# SELECTION
## start

McConachie was a dreamer, a futurist, a
prophet of progress. He impatience was drawn from the deep well of
discontent with the way things were, and his drive was geared by the need
to speed up the slow wheels of change. He wanted results to show he was
making progress. He wanted change to say he was being effective. He wanted
to prove he was alive by proving he could make a difference. He was
constantly attempting the impossible with the too little available to him;
specifically with his severely limited finances and with a flotilla of
outdated and inadequate aircraft. Grant McConachie was simply way ahead of
his time. He wanted too much from the too little he had.
And along came Canadian Pacific Railway. CPR
had felt the pressure to move into air transportation. That was a good
thing. They started by buying out all the half decent bush flying
operations in Canada. Smart move. They get all the licences, along with
some equipment and experienced employees, and suddenly they have an
airline. Now the next move is predictable. Pick out the smartest manager
from the best run, best organized, and most well off financially airline
of the bunch. Name the crème of the crop to run CP Airlines, and have him
sell off the worst of the bush planes with their VFR charter rights, and
keep all the IFR licences, with the highest passenger per mile traffic
routes, the busiest airports, and the heaviest freight hauls.
Figuratively, separate the wheat from the chaff to end up with a premier
operation.

## end

# WHAT YOU NEED TO DO
A – Reproduce word for word the part of the passage about Grant McConachie that begins at the words "McConachie was a" and stops after "little he had.".
B – In the passage about Grant McConachie, what did Canadian Pacific Railway start by buying?
C – Continue the passage about Grant McConachie and Canadian Pacific Railway from its last sentence.
The records have nothing to do with the passage about Grant McConachie.

Bounding box annotations

## start

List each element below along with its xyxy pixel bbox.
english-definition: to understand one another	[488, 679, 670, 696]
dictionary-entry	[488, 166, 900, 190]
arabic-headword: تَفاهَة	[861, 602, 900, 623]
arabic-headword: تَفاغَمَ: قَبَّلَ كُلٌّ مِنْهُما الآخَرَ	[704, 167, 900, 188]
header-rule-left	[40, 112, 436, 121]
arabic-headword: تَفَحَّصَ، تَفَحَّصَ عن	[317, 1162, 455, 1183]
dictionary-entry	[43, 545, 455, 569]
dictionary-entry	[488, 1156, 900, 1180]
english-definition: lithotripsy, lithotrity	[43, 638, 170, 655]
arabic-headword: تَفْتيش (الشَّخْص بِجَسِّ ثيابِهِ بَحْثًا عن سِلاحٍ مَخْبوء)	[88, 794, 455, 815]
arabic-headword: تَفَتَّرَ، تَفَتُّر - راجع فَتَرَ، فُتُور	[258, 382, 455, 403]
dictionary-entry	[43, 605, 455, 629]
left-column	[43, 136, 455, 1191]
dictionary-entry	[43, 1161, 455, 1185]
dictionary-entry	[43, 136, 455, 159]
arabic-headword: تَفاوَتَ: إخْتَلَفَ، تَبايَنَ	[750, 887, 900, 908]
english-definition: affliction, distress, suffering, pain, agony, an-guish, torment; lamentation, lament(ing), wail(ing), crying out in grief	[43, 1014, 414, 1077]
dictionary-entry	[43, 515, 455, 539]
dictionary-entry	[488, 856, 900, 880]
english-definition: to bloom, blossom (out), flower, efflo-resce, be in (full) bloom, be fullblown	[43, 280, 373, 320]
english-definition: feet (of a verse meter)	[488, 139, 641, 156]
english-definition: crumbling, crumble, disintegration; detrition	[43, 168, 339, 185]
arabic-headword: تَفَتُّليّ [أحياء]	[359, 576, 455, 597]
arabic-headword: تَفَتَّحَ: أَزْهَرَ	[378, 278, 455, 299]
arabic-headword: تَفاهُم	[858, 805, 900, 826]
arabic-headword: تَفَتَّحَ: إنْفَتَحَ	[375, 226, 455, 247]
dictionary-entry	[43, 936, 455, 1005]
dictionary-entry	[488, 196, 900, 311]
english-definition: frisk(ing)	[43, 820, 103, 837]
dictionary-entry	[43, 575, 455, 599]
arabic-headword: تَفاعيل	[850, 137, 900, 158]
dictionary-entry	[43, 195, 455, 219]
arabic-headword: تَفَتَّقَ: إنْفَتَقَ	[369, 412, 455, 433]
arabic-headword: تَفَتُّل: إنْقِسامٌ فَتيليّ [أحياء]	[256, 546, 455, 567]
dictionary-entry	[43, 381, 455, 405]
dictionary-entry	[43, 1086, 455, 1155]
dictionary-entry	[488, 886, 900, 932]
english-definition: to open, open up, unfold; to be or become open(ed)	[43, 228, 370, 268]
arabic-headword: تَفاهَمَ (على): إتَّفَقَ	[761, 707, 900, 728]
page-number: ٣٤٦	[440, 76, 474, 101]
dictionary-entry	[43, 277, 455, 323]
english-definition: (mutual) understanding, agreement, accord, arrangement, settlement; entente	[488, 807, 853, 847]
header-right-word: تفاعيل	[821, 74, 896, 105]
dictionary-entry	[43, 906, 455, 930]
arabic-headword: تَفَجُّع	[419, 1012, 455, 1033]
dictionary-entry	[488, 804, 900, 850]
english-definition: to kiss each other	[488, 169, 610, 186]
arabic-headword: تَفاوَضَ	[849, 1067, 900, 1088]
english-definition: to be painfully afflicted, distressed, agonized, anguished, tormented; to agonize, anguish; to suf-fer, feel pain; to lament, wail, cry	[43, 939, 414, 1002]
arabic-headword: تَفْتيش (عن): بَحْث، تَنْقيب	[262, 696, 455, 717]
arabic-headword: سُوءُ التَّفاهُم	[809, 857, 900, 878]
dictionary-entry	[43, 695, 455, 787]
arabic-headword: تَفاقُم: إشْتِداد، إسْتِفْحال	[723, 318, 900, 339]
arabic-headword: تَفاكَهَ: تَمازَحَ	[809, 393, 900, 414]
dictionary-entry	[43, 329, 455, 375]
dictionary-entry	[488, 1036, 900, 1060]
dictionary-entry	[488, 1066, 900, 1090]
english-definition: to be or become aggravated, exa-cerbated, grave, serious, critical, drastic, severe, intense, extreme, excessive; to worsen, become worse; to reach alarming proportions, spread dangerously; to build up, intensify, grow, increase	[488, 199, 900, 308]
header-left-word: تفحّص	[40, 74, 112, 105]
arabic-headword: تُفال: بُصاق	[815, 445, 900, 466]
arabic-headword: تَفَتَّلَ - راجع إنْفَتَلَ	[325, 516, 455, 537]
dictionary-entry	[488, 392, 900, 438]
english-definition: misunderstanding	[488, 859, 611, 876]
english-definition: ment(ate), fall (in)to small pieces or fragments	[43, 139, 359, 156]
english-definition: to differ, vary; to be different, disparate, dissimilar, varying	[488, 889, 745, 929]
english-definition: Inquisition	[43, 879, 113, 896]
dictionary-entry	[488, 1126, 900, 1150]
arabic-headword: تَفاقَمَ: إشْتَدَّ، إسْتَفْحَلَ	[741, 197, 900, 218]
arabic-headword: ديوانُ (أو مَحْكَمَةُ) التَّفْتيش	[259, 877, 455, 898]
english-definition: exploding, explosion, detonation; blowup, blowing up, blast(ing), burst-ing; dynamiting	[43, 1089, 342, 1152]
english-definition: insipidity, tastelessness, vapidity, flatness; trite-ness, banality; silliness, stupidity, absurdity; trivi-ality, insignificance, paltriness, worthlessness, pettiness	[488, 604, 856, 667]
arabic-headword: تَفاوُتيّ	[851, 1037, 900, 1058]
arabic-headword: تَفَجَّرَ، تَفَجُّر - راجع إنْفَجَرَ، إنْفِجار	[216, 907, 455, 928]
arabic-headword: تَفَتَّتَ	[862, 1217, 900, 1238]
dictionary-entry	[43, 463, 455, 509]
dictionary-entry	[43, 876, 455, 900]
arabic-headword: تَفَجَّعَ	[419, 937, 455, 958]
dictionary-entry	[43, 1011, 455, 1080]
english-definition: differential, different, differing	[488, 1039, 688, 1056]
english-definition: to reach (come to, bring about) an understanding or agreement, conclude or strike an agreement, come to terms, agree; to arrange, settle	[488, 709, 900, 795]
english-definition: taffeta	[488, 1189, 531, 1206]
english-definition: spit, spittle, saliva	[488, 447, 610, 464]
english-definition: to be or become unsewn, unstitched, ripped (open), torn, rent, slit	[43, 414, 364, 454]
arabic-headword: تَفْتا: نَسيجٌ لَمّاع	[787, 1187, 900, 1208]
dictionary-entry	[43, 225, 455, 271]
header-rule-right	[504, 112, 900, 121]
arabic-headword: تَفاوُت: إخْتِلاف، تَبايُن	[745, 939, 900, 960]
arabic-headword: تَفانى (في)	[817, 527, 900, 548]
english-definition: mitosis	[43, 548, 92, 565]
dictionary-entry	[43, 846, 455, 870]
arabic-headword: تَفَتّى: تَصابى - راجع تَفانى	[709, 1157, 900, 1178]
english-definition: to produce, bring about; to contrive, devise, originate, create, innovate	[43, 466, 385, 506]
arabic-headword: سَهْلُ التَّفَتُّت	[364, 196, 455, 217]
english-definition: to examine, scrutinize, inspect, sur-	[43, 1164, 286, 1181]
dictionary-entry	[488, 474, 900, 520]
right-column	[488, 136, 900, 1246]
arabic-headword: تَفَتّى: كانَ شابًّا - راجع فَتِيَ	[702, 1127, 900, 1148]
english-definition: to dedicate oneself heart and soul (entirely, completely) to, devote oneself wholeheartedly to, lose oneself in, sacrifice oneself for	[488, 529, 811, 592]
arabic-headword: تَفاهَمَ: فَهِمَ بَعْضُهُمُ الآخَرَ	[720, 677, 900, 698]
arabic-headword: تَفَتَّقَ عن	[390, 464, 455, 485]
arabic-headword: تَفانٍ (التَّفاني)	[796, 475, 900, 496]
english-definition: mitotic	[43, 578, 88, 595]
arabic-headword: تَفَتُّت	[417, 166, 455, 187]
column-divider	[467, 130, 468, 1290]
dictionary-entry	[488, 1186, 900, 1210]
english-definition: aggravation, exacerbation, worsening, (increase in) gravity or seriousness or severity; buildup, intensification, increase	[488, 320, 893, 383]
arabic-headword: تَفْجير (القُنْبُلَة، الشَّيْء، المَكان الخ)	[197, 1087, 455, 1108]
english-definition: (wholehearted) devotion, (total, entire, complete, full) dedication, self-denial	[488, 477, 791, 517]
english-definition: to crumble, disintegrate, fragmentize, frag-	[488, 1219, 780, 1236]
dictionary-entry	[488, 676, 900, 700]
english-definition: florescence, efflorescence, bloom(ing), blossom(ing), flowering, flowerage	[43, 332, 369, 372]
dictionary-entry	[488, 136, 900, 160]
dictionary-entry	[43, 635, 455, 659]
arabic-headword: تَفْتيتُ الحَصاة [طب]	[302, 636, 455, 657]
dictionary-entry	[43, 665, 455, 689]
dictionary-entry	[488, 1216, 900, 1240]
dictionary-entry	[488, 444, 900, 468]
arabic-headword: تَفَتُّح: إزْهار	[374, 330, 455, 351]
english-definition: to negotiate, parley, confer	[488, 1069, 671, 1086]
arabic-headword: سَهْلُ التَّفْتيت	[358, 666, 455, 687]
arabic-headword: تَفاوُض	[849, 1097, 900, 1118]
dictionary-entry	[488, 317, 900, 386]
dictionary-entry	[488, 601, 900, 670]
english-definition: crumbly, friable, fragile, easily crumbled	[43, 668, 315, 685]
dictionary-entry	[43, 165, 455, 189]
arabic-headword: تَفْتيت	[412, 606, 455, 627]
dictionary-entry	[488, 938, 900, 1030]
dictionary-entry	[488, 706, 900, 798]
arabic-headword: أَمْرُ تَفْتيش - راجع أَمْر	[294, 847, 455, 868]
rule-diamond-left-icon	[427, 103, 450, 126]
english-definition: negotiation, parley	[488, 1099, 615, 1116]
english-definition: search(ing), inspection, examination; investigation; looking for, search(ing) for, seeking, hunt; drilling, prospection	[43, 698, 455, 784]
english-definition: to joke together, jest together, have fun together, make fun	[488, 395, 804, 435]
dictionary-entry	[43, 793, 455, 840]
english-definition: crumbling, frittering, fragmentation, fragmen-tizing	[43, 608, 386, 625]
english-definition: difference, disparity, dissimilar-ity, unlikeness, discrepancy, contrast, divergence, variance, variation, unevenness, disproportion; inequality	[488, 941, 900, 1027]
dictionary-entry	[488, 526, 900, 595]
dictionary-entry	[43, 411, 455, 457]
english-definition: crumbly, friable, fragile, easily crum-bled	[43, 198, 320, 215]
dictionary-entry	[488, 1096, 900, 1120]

## end

# PER-TASK ANSWERS
A –
McConachie was a dreamer, a futurist, a
prophet of progress. He impatience was drawn from the deep well of
discontent with the way things were, and his drive was geared by the need
to speed up the slow wheels of change. He wanted results to show he was
making progress. He wanted change to say he was being effective. He wanted
to prove he was alive by proving he could make a difference. He was
constantly attempting the impossible with the too little available to him;
specifically with his severely limited finances and with a flotilla of
outdated and inadequate aircraft. Grant McConachie was simply way ahead of
his time. He wanted too much from the too little he had.

B – All the half decent bush flying operations in Canada.

C –
Luckily for CPA, or maybe unluckily for CPR,
there was a staunchly conservative CPR manager who thought different. Or
at least he was persuaded to do different. W.M. Neal became a believer in
McConachie's dreams to build a world spanning airline and despite all
economic logic to the contrary he ended up naming as President the manager
of the worst run, least profitable, least likely to succeed airline in
Canada. The title of this pretender to the throne's biography should have
read; "Grant McConachie; Dreamer With a Brief Case and a Pilot
Licence to Boot" or "How to Turn Your Financially Unviable
Dreams into Reality."
With Neal's managerial background it was
difficult to believe that he was fooled for so many years by the artful
persuasion that was McConachie's legacy. He must have understood that CPA,
and CPR, needed a dreamer like McConachie. Without him the budding airline
would have been lost. It was obvious, after only a few years in operation,
that Mackenzie King, the Prime Minister, and C.D. Howe, the Transportation
Minister, had intended for Trans Canada Airlines to monopolize the airways
of Canada and abroad as the national carrier. End of story. CPA should
have folded their hanger doors at an early stage in Canadian airline
history and admitted defeat. How could you compete against a rival that
was given a monopoly on all the high density traffic routes?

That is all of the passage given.